GOAL OF THE EXERCISE: Every line from the one that holds "Transcribe the text in this document." through the final line should be returned exactly. Omit the pictures.

>> begin RECORDS FOR THE EXERCISE

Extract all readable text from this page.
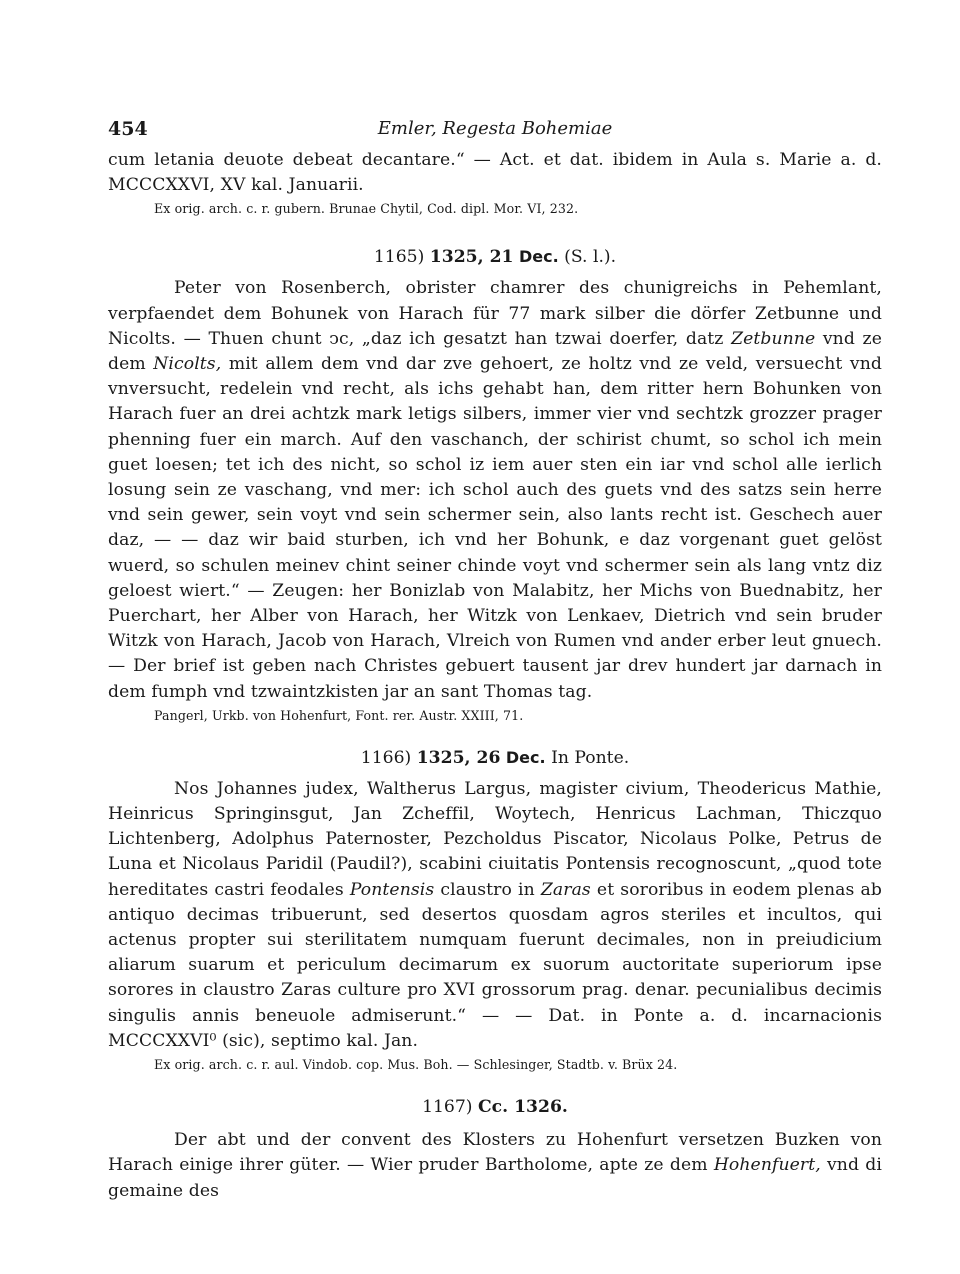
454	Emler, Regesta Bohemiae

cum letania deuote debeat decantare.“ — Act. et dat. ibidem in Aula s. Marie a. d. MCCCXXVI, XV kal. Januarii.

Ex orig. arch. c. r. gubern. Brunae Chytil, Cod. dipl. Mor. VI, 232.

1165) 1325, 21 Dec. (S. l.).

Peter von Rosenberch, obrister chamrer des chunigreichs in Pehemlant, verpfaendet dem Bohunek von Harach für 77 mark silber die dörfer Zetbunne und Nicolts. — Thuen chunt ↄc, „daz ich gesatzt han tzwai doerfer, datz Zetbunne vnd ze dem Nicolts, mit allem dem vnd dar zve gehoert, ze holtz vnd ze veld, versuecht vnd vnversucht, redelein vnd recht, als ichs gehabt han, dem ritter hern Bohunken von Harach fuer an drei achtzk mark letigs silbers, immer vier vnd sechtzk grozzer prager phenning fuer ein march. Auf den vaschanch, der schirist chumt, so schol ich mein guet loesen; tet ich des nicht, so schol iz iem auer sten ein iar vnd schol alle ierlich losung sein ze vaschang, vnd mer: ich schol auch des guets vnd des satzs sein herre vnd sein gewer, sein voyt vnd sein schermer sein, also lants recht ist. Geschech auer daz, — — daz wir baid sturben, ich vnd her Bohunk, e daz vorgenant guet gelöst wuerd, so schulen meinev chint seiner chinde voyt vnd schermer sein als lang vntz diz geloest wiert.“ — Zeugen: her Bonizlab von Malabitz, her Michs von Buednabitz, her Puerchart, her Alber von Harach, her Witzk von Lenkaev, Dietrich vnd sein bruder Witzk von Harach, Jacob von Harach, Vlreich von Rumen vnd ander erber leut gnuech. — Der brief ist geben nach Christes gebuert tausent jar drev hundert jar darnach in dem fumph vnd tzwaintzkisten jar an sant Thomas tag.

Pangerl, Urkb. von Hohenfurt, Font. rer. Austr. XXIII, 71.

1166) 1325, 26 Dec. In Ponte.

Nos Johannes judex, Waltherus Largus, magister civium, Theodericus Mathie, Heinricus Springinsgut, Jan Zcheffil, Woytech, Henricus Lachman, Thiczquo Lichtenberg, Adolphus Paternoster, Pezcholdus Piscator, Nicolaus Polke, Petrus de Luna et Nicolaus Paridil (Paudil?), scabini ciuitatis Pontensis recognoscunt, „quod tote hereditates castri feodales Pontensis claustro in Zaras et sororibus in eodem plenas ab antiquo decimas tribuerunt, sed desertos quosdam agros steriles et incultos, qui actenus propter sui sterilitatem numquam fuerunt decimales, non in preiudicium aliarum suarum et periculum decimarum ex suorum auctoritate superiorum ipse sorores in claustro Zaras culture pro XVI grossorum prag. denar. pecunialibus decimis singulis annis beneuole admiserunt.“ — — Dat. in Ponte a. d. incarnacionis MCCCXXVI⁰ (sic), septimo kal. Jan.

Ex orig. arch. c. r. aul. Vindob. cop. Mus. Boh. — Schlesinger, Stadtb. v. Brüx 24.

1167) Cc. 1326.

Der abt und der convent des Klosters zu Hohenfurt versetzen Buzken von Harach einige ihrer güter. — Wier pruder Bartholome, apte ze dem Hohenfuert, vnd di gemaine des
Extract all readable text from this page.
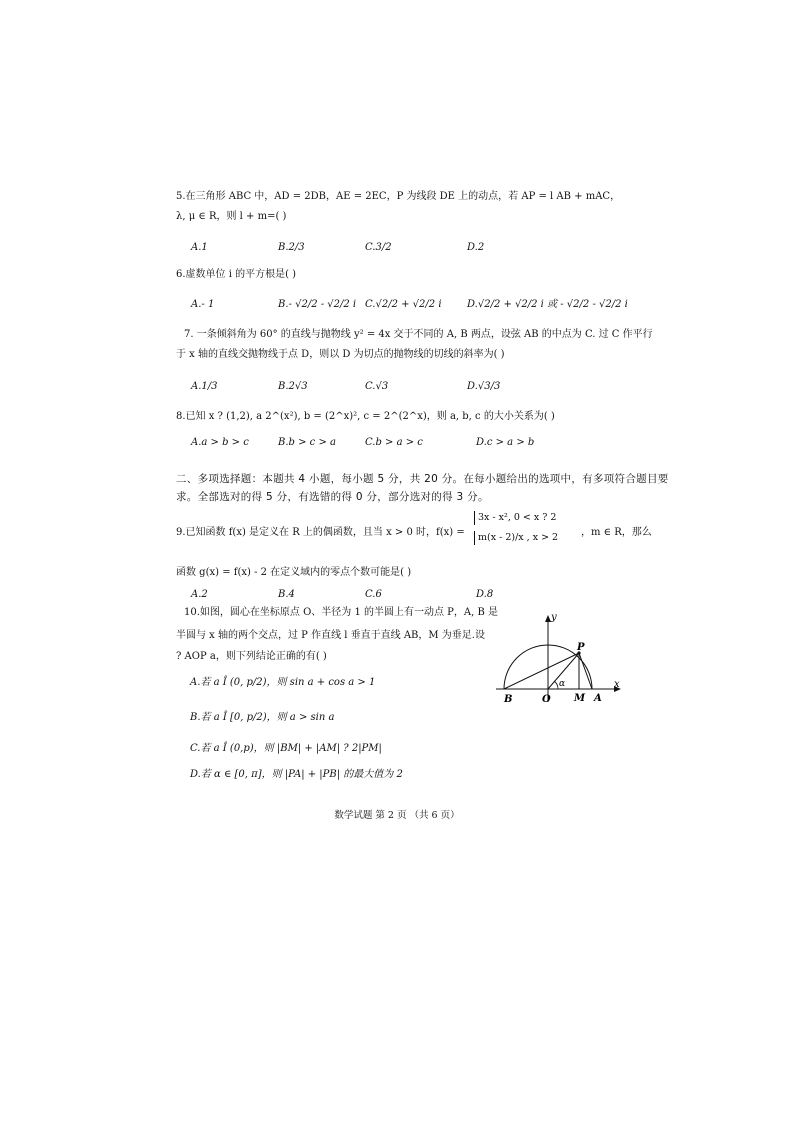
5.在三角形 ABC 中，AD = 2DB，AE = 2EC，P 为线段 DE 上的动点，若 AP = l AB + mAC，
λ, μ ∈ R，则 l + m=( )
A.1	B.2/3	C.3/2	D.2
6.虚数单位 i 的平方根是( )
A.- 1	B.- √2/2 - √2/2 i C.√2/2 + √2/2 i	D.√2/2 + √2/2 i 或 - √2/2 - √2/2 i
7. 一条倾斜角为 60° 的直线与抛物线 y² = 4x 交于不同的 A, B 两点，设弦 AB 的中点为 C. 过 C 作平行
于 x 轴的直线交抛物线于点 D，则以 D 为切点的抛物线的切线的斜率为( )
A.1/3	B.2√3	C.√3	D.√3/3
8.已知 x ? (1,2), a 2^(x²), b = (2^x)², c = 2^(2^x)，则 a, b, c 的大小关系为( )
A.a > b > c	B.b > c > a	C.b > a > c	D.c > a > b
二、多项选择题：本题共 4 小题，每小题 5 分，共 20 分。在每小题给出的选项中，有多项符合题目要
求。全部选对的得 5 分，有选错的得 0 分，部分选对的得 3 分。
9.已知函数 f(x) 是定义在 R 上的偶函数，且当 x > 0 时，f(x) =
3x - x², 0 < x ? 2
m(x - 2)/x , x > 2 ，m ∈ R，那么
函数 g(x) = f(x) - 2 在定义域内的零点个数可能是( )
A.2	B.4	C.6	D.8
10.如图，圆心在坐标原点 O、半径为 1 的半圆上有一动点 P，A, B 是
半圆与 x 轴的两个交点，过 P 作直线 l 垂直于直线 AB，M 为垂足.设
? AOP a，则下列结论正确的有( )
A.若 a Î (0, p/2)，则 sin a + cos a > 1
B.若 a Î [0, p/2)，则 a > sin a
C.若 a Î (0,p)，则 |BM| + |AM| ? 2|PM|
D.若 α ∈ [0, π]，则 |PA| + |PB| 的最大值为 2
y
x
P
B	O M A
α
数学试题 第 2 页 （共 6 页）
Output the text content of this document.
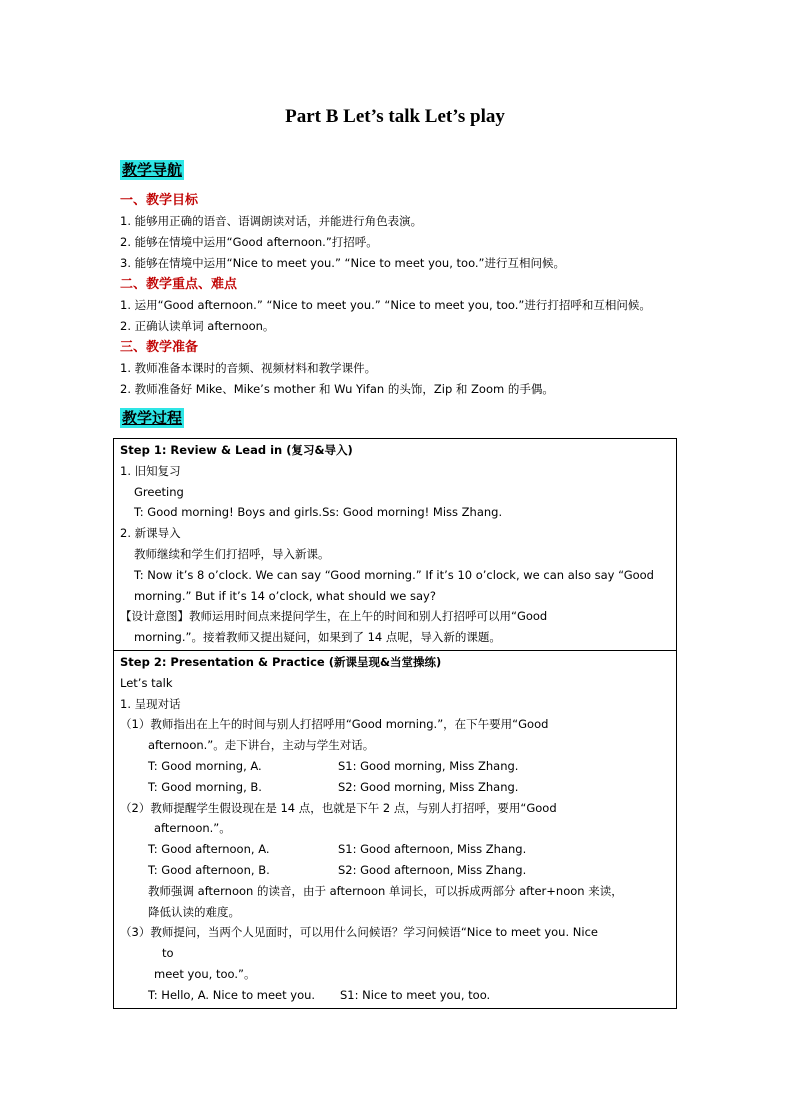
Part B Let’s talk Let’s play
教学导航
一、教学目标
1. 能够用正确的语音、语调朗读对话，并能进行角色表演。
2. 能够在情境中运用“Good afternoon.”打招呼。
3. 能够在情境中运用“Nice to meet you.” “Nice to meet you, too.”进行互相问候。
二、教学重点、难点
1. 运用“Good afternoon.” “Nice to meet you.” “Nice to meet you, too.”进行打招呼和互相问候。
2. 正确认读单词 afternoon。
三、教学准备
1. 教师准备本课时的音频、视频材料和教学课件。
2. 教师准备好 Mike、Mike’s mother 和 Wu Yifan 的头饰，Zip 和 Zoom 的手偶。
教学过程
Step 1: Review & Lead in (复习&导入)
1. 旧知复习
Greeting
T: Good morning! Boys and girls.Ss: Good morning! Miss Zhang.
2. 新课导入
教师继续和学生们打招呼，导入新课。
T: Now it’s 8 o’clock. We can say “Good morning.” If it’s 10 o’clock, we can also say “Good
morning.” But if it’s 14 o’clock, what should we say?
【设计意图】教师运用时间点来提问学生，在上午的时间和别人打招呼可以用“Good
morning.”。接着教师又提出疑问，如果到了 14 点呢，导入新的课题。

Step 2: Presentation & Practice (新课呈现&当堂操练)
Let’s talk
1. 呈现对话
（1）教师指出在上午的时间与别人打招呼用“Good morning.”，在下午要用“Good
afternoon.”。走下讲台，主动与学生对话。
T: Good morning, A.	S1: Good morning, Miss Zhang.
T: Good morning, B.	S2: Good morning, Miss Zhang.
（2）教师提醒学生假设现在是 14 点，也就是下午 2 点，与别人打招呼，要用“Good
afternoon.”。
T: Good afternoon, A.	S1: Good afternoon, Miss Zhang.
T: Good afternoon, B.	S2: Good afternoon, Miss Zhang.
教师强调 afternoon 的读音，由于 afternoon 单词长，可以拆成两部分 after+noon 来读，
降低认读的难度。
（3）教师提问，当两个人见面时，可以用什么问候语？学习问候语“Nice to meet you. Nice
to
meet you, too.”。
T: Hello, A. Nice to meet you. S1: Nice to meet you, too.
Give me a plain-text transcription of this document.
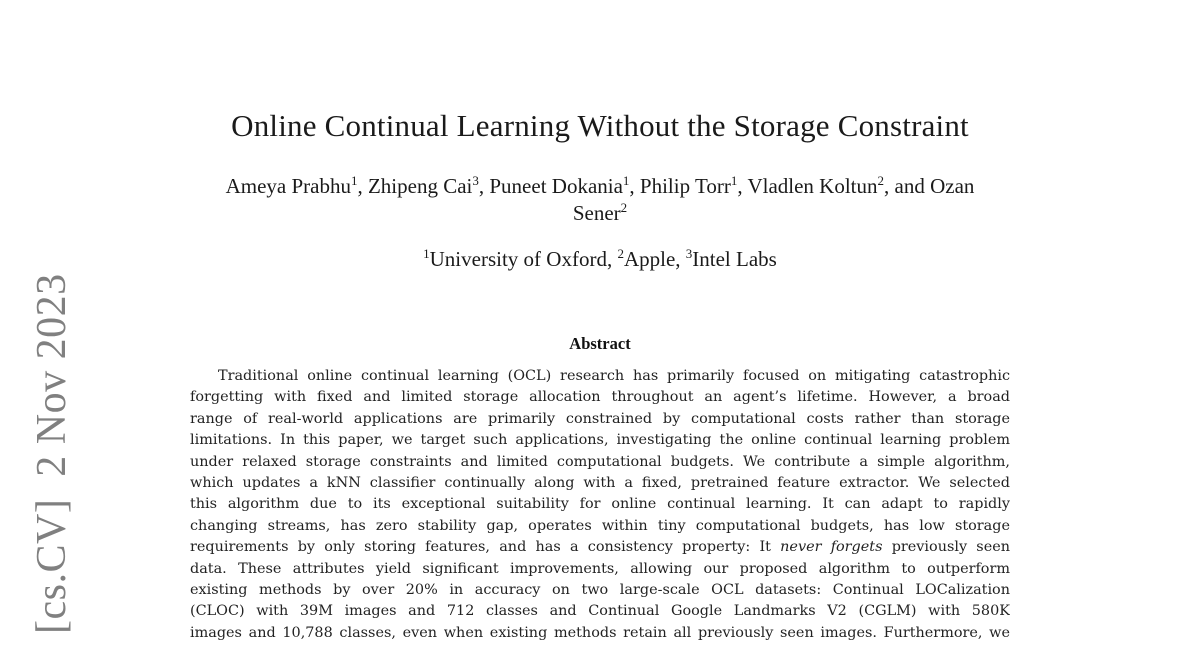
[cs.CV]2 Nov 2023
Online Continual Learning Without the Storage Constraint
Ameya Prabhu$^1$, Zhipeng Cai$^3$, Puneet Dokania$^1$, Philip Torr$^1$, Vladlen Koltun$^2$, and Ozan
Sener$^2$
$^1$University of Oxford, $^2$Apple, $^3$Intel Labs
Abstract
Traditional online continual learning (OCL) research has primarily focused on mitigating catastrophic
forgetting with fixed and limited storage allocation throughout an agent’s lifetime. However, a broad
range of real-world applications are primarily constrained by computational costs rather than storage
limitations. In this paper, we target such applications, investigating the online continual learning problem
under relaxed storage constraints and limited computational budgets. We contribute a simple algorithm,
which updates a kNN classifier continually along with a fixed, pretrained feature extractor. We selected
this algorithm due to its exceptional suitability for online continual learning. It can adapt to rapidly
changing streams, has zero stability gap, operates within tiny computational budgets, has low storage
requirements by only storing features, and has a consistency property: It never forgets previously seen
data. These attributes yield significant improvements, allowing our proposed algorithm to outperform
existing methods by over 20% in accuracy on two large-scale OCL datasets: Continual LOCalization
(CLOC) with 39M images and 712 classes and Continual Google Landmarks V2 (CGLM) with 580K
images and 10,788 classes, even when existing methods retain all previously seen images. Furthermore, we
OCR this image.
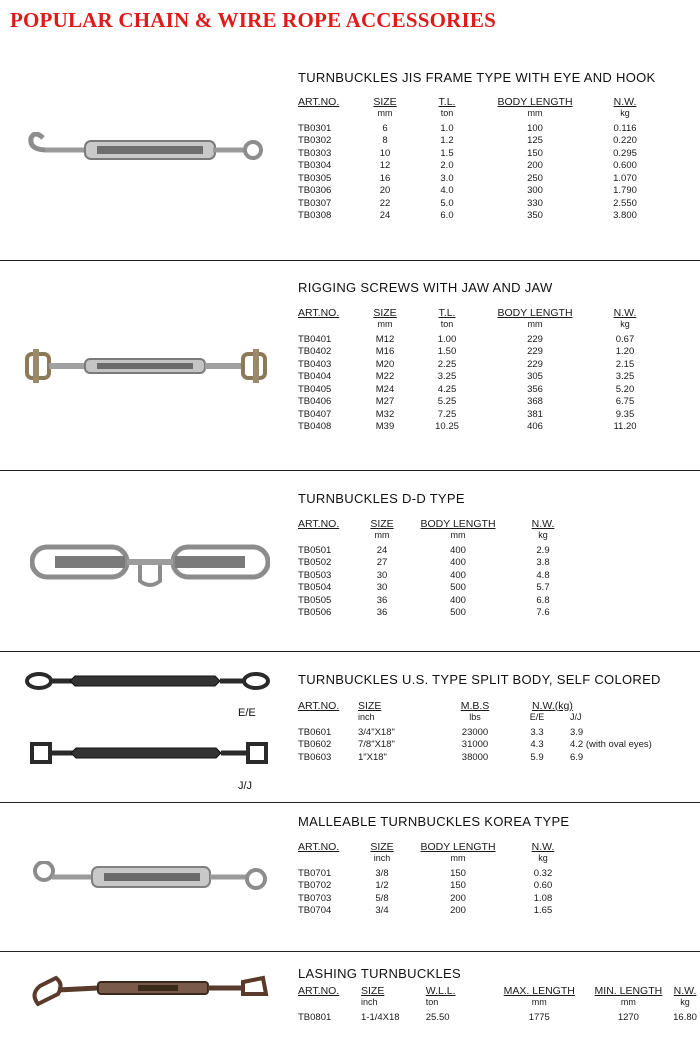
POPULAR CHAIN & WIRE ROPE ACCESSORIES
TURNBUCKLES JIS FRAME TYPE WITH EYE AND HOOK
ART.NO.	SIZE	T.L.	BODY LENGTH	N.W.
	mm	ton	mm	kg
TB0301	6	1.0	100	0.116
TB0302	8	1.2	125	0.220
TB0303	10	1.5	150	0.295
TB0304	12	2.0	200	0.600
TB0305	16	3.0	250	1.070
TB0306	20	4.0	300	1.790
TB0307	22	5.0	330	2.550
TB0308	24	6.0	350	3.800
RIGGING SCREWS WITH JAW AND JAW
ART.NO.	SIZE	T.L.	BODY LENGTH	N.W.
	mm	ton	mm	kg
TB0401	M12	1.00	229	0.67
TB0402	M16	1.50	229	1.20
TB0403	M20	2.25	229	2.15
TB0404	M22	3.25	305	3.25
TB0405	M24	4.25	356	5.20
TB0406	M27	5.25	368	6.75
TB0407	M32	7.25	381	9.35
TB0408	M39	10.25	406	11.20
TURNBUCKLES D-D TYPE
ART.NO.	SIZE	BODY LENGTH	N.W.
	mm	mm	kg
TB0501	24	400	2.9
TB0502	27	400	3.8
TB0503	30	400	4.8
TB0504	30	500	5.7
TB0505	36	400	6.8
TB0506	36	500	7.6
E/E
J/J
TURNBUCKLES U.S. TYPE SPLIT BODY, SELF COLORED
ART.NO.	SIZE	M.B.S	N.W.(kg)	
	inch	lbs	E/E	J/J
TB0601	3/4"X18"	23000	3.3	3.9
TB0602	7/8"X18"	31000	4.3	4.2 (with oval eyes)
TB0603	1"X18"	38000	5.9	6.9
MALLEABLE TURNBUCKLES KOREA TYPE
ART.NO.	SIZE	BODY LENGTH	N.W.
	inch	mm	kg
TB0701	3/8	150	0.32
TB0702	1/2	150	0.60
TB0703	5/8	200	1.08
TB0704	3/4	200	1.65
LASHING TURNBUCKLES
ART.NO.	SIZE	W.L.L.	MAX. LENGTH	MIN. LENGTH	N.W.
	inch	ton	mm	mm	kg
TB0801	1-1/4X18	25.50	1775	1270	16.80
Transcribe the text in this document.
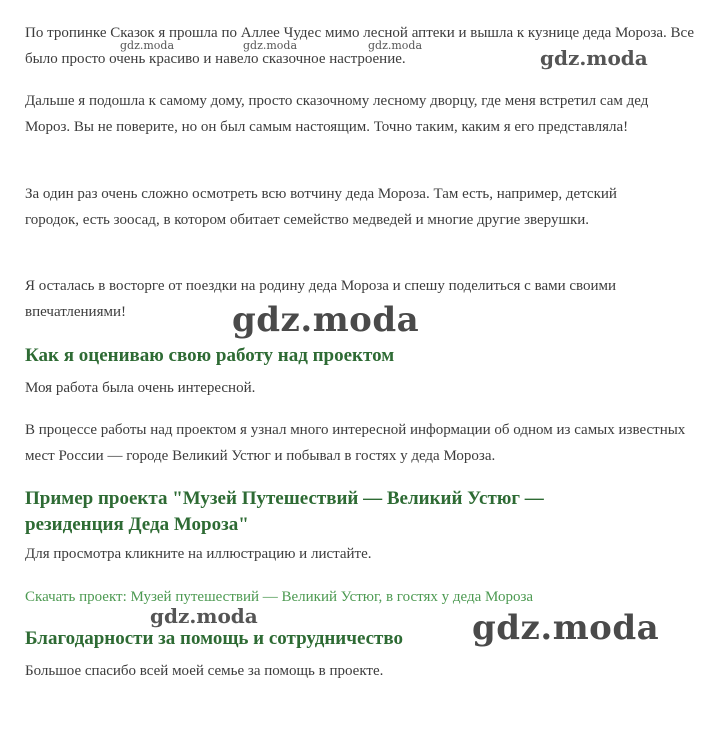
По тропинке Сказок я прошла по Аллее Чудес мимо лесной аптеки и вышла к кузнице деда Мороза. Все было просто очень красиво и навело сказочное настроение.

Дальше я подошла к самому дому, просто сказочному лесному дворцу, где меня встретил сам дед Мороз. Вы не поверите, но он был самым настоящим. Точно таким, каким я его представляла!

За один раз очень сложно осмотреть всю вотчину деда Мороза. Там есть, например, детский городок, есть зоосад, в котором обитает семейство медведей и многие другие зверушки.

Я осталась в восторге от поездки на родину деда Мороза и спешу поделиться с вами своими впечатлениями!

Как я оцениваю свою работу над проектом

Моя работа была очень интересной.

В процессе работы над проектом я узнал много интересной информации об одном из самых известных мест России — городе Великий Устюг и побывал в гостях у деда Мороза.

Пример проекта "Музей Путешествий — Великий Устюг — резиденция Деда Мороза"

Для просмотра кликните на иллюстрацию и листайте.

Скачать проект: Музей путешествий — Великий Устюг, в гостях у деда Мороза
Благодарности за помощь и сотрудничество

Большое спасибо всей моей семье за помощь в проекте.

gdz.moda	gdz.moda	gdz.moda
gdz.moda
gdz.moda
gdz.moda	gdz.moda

>> end RECORDS FOR THE EXERCISE

OUTPUT FOR THIS TASK:
Transcribe the text in this document.
По тропинке Сказок я прошла по Аллее Чудес мимо лесной аптеки и вышла к кузнице деда Мороза. Все было просто очень красиво и навело сказочное настроение.

Дальше я подошла к самому дому, просто сказочному лесному дворцу, где меня встретил сам дед Мороз. Вы не поверите, но он был самым настоящим. Точно таким, каким я его представляла!

За один раз очень сложно осмотреть всю вотчину деда Мороза. Там есть, например, детский городок, есть зоосад, в котором обитает семейство медведей и многие другие зверушки.

Я осталась в восторге от поездки на родину деда Мороза и спешу поделиться с вами своими впечатлениями!

Как я оцениваю свою работу над проектом

Моя работа была очень интересной.

В процессе работы над проектом я узнал много интересной информации об одном из самых известных мест России — городе Великий Устюг и побывал в гостях у деда Мороза.

Пример проекта "Музей Путешествий — Великий Устюг — резиденция Деда Мороза"

Для просмотра кликните на иллюстрацию и листайте.

Скачать проект: Музей путешествий — Великий Устюг, в гостях у деда Мороза
Благодарности за помощь и сотрудничество

Большое спасибо всей моей семье за помощь в проекте.

gdz.moda	gdz.moda	gdz.moda
gdz.moda
gdz.moda
gdz.moda	gdz.moda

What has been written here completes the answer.